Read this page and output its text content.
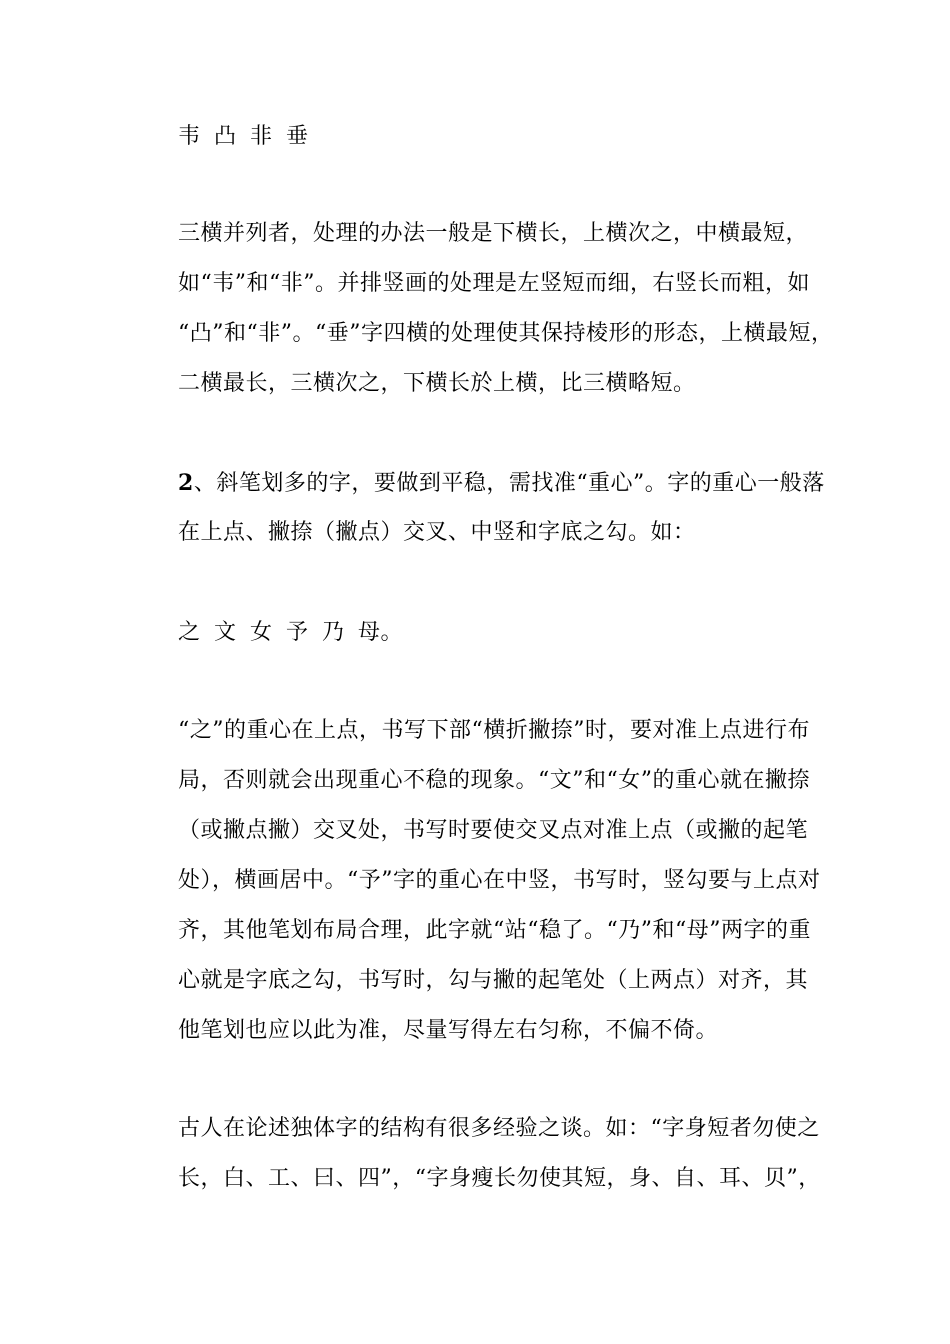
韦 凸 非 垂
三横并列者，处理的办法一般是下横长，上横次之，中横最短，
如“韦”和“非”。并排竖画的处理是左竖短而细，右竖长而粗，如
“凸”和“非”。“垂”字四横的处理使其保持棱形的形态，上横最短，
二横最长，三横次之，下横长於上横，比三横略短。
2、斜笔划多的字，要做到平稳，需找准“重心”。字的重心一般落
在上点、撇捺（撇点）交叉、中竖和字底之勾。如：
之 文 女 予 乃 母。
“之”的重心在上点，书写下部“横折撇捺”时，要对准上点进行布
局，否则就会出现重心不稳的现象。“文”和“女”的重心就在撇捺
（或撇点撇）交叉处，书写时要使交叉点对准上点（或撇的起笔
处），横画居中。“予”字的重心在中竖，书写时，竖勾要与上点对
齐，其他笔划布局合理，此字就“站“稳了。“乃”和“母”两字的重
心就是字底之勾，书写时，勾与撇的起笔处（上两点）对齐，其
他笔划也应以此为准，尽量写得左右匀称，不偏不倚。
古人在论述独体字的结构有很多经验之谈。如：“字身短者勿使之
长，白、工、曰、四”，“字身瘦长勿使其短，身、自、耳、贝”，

■ Job
Repeat the material above in full and unchanged, minus its images.

■ The completed task
Read this page and output its text content.
韦 凸 非 垂
三横并列者，处理的办法一般是下横长，上横次之，中横最短，
如“韦”和“非”。并排竖画的处理是左竖短而细，右竖长而粗，如
“凸”和“非”。“垂”字四横的处理使其保持棱形的形态，上横最短，
二横最长，三横次之，下横长於上横，比三横略短。
2、斜笔划多的字，要做到平稳，需找准“重心”。字的重心一般落
在上点、撇捺（撇点）交叉、中竖和字底之勾。如：
之 文 女 予 乃 母。
“之”的重心在上点，书写下部“横折撇捺”时，要对准上点进行布
局，否则就会出现重心不稳的现象。“文”和“女”的重心就在撇捺
（或撇点撇）交叉处，书写时要使交叉点对准上点（或撇的起笔
处），横画居中。“予”字的重心在中竖，书写时，竖勾要与上点对
齐，其他笔划布局合理，此字就“站“稳了。“乃”和“母”两字的重
心就是字底之勾，书写时，勾与撇的起笔处（上两点）对齐，其
他笔划也应以此为准，尽量写得左右匀称，不偏不倚。
古人在论述独体字的结构有很多经验之谈。如：“字身短者勿使之
长，白、工、曰、四”，“字身瘦长勿使其短，身、自、耳、贝”，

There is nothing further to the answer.